# [DATASET]
• • •

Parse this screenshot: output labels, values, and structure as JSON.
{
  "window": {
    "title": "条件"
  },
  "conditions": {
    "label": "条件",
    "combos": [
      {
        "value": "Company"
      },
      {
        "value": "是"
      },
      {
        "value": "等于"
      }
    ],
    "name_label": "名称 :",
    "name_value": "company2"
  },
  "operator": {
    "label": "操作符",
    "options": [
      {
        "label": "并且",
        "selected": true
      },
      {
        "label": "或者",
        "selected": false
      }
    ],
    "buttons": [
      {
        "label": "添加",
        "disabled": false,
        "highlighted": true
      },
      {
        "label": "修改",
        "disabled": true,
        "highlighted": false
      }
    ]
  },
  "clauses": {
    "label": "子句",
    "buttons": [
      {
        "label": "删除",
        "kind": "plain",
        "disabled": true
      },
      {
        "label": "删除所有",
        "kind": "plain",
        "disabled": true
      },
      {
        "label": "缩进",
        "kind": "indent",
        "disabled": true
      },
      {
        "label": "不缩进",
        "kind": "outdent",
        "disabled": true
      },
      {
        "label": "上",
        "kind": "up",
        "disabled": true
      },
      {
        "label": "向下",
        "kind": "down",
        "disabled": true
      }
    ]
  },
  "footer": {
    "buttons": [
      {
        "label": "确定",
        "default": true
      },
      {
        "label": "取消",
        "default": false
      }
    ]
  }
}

• • •

# [AIM OF THE EXERCISE]
Tally the lines of the records holding the word "false", then state only the tally.

# [SOLUTION]
4